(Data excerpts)
↓↓↓
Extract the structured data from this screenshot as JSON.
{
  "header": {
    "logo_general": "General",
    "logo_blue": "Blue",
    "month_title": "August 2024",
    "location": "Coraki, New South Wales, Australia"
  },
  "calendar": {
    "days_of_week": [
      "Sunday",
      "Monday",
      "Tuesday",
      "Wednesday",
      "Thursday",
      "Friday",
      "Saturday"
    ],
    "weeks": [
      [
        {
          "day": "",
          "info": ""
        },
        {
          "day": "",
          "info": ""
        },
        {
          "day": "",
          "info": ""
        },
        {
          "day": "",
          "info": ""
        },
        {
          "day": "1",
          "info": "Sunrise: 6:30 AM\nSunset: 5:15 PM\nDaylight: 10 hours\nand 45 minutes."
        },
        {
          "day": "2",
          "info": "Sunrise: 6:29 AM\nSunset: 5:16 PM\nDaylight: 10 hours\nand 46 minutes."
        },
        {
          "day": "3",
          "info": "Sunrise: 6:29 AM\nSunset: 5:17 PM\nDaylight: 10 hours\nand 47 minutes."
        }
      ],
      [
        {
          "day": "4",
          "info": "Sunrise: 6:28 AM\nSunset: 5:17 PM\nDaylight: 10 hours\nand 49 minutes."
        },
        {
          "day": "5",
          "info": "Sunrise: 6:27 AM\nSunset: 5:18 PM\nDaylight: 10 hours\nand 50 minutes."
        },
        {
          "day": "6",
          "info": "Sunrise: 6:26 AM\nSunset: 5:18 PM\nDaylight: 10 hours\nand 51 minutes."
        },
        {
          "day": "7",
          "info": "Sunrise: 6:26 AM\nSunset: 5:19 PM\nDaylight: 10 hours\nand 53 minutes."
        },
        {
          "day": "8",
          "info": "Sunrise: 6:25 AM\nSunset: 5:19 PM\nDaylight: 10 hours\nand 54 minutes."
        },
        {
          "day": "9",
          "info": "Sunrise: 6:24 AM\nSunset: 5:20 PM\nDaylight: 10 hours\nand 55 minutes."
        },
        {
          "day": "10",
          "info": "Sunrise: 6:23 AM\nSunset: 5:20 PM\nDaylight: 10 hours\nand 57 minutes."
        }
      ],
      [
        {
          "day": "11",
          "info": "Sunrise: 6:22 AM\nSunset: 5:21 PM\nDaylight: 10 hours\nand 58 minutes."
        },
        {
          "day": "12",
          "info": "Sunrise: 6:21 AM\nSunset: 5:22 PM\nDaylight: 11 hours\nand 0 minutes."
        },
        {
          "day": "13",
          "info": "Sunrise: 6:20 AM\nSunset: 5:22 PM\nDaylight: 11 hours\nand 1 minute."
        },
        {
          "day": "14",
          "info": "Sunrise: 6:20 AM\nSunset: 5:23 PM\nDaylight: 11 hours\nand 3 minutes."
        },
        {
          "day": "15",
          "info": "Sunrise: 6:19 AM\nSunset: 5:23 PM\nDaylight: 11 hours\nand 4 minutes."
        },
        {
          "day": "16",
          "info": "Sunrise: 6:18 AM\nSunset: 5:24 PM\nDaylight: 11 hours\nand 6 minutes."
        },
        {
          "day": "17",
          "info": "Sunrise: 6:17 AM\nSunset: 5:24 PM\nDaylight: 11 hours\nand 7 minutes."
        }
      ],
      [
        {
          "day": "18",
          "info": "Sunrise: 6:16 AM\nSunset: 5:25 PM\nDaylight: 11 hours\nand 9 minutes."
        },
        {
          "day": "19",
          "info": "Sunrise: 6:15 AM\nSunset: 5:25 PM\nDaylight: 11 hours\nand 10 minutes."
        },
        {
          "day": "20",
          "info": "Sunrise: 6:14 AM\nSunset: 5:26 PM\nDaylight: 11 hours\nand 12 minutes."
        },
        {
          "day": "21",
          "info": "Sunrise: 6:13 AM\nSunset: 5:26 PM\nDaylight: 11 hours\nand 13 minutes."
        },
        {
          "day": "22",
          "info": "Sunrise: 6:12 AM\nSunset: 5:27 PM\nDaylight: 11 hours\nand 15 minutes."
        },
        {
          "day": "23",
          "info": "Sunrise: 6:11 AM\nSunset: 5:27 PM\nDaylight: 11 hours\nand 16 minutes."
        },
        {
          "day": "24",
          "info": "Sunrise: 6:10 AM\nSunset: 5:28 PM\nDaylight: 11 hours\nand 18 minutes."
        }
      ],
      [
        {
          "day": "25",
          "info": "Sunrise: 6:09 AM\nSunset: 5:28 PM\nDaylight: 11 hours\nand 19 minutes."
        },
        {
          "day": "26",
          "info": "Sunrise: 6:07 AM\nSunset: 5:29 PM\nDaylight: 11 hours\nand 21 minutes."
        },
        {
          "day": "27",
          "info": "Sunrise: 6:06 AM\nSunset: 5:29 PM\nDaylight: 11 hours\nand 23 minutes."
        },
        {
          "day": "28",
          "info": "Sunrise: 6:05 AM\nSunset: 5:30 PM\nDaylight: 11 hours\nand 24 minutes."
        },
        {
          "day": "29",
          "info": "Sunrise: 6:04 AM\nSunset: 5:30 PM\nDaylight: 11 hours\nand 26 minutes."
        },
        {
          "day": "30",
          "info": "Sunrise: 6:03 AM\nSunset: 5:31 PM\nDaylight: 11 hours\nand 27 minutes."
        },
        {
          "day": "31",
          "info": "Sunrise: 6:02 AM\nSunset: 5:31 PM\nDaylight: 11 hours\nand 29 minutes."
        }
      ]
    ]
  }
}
↑↑↑
↓↓↓
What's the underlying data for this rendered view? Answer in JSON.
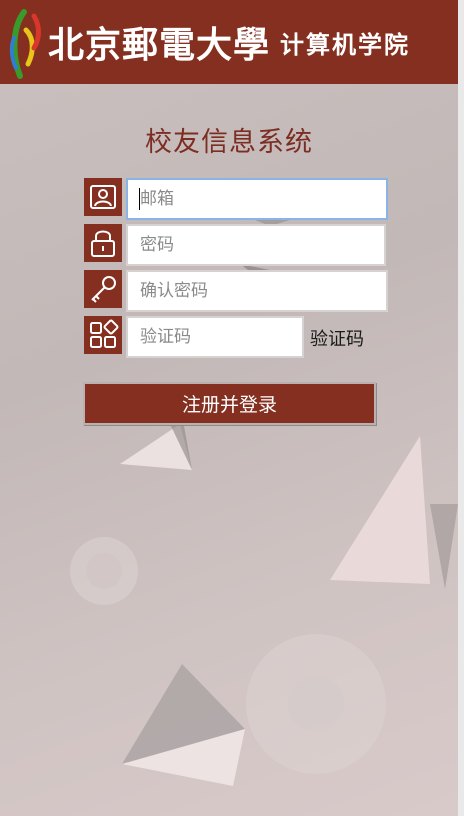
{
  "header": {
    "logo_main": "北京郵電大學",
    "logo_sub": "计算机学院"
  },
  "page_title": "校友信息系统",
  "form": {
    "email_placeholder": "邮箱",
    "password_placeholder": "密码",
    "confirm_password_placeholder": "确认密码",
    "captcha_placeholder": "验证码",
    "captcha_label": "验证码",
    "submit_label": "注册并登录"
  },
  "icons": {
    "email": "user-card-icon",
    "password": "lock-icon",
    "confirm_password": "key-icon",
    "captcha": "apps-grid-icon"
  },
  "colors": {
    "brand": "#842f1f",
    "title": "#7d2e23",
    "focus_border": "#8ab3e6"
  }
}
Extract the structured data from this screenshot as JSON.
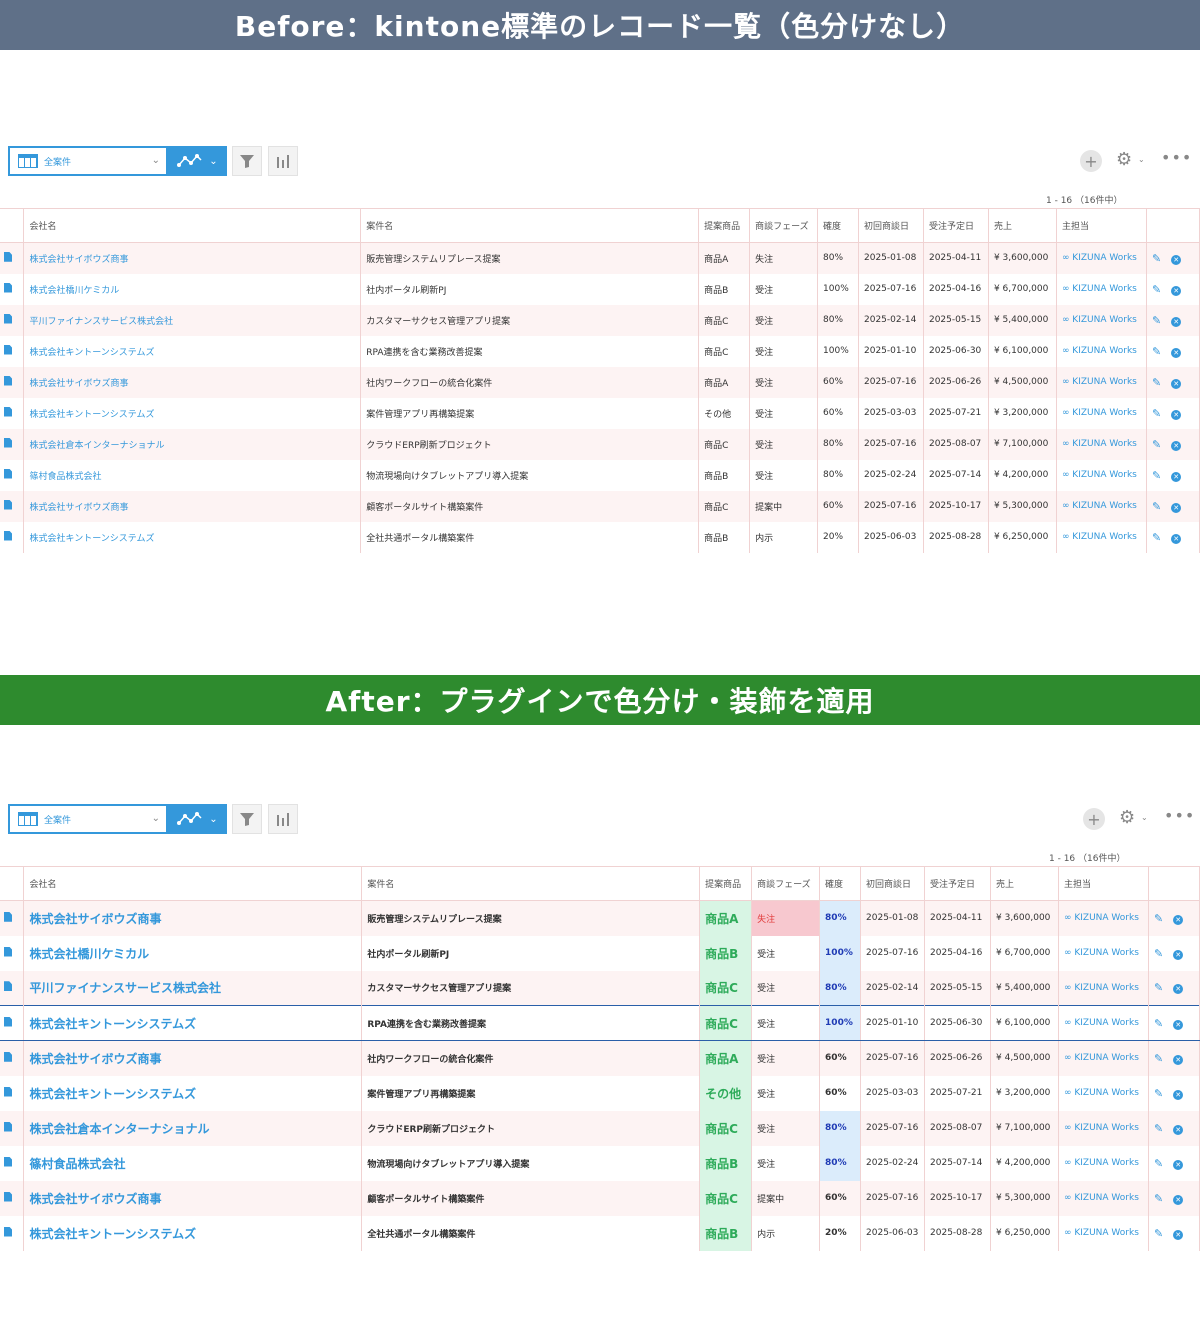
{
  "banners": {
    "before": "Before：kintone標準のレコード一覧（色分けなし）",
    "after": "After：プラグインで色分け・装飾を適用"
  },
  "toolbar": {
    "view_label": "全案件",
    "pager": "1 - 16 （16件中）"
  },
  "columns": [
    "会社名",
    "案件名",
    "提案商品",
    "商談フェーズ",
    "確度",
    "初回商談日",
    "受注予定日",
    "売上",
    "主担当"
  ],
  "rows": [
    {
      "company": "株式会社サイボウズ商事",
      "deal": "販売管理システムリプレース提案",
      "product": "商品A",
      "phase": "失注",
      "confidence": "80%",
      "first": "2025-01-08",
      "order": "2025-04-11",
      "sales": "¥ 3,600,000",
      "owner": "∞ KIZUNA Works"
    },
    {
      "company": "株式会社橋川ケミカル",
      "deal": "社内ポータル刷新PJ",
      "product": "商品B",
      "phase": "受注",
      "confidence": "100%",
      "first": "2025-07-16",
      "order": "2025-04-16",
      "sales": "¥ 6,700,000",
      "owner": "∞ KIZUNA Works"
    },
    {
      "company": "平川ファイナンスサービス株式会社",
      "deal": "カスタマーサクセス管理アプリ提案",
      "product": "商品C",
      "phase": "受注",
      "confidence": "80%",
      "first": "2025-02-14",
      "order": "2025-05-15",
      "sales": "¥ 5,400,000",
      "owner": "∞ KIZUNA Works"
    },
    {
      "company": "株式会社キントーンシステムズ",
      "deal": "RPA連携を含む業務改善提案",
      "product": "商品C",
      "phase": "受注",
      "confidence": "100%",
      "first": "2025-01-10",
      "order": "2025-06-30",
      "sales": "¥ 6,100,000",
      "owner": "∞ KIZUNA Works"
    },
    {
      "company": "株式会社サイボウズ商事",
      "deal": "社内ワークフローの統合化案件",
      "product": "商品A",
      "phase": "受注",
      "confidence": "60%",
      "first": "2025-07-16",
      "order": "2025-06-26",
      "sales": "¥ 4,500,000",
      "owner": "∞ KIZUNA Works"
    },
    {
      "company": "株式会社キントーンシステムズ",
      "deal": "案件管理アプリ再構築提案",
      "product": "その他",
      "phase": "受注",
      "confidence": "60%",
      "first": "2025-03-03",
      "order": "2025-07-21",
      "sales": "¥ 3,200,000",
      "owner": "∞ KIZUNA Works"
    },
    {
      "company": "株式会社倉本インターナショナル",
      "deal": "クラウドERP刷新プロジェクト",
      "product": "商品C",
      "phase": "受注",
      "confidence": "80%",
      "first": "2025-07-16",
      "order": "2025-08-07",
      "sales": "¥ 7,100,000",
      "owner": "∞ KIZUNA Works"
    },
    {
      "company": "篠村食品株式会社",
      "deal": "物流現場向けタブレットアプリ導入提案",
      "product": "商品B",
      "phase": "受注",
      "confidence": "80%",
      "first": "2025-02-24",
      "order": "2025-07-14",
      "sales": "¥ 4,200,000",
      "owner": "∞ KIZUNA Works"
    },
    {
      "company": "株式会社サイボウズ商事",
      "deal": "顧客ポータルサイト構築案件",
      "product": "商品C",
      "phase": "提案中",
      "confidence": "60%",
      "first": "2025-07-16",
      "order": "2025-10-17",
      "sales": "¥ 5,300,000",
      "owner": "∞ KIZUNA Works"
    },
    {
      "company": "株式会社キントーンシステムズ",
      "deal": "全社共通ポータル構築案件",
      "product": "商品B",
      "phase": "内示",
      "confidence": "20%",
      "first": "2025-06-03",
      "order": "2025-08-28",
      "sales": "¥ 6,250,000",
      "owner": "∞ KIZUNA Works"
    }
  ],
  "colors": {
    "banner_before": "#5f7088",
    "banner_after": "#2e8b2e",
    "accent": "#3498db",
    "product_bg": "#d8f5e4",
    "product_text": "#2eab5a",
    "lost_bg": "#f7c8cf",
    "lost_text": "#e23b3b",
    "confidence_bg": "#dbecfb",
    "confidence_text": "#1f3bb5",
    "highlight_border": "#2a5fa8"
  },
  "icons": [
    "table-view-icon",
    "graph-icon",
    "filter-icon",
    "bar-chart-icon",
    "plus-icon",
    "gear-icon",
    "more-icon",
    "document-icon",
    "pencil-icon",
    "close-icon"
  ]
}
↑↑↑
## WHAT YOU ARE ASKED TO DO
Extract every line containing the string "deal" from the material.

## SOLUTION TO THE PROBLEM
      "deal": "販売管理システムリプレース提案",
      "deal": "社内ポータル刷新PJ",
      "deal": "カスタマーサクセス管理アプリ提案",
      "deal": "RPA連携を含む業務改善提案",
      "deal": "社内ワークフローの統合化案件",
      "deal": "案件管理アプリ再構築提案",
      "deal": "クラウドERP刷新プロジェクト",
      "deal": "物流現場向けタブレットアプリ導入提案",
      "deal": "顧客ポータルサイト構築案件",
      "deal": "全社共通ポータル構築案件",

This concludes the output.